Aim of the exercise –
Give a count of the lines below that have the string "true" in them, with no other words.

Data provided –
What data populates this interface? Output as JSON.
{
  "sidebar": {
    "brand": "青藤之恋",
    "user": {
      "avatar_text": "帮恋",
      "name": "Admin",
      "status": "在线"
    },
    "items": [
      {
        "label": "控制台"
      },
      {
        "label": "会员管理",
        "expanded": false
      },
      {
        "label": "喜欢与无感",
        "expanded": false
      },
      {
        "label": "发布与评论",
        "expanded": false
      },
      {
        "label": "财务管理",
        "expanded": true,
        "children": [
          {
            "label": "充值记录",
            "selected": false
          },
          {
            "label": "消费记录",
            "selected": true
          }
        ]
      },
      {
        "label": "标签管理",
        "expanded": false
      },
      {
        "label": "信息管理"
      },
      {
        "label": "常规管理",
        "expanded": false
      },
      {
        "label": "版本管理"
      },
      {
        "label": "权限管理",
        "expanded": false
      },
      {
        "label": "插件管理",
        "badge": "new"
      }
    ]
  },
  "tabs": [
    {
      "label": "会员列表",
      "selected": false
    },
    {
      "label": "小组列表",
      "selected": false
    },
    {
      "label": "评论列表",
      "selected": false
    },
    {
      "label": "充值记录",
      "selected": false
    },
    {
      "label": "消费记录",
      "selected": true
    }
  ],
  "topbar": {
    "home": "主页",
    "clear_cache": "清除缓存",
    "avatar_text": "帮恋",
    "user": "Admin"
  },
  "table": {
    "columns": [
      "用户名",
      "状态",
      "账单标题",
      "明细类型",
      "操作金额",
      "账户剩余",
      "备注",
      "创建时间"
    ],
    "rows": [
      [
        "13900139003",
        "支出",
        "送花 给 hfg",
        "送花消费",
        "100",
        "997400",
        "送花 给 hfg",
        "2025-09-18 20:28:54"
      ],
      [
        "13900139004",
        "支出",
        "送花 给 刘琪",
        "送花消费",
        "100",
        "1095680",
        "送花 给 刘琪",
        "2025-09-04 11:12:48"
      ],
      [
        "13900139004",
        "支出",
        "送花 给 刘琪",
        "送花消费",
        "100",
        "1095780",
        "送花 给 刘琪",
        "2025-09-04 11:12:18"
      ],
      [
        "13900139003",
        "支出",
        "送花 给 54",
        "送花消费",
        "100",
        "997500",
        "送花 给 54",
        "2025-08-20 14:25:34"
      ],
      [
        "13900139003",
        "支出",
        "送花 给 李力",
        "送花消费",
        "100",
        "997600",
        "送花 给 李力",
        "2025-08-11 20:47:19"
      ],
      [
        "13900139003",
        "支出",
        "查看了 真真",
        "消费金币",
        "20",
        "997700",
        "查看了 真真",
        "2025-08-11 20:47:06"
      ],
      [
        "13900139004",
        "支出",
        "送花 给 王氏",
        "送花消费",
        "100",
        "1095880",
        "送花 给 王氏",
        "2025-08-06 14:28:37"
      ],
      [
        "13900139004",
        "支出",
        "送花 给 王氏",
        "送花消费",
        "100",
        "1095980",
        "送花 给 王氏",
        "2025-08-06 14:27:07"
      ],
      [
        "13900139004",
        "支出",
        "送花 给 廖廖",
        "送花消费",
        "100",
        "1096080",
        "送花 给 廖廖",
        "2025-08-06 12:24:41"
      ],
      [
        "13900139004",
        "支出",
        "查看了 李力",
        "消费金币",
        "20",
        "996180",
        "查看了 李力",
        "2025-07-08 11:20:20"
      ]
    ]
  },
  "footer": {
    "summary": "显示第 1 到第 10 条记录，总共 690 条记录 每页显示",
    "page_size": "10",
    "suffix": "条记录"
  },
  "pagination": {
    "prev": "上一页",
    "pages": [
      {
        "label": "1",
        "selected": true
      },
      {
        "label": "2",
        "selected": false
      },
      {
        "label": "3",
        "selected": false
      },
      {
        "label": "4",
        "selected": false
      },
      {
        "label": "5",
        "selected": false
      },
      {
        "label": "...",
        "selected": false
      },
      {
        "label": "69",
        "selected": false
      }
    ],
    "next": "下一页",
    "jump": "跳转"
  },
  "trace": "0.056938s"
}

Answer to this task –
4